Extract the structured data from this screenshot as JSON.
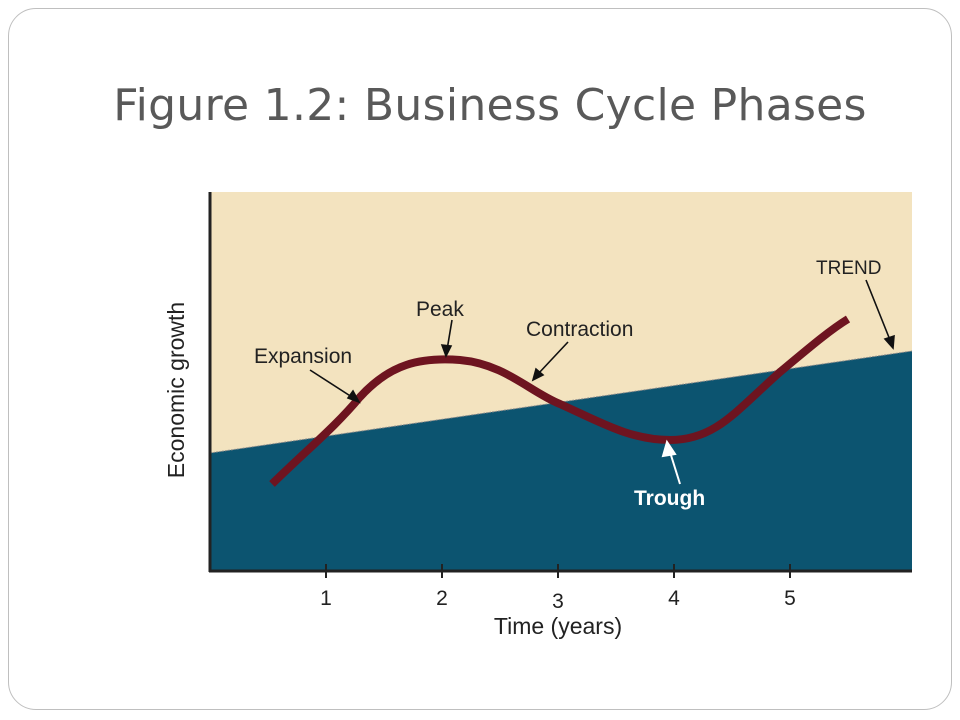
{
  "slide": {
    "title": "Figure 1.2: Business Cycle Phases"
  },
  "diagram": {
    "y_axis_label": "Economic growth",
    "x_axis_label": "Time (years)",
    "x_ticks": [
      "1",
      "2",
      "3",
      "4",
      "5"
    ],
    "labels": {
      "trend": "TREND",
      "peak": "Peak",
      "contraction": "Contraction",
      "expansion": "Expansion",
      "trough": "Trough"
    },
    "colors": {
      "above_trend": "#f3e3bf",
      "below_trend": "#0c5470",
      "cycle_line": "#6e1420",
      "axis": "#222222"
    }
  }
}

_REQUIRED WORK_
Copy the entries above faithfully and omit every image.

_ANSWER TO THE TASK_
Extract the structured data from this screenshot as JSON.
{
  "slide": {
    "title": "Figure 1.2: Business Cycle Phases"
  },
  "diagram": {
    "y_axis_label": "Economic growth",
    "x_axis_label": "Time (years)",
    "x_ticks": [
      "1",
      "2",
      "3",
      "4",
      "5"
    ],
    "labels": {
      "trend": "TREND",
      "peak": "Peak",
      "contraction": "Contraction",
      "expansion": "Expansion",
      "trough": "Trough"
    },
    "colors": {
      "above_trend": "#f3e3bf",
      "below_trend": "#0c5470",
      "cycle_line": "#6e1420",
      "axis": "#222222"
    }
  }
}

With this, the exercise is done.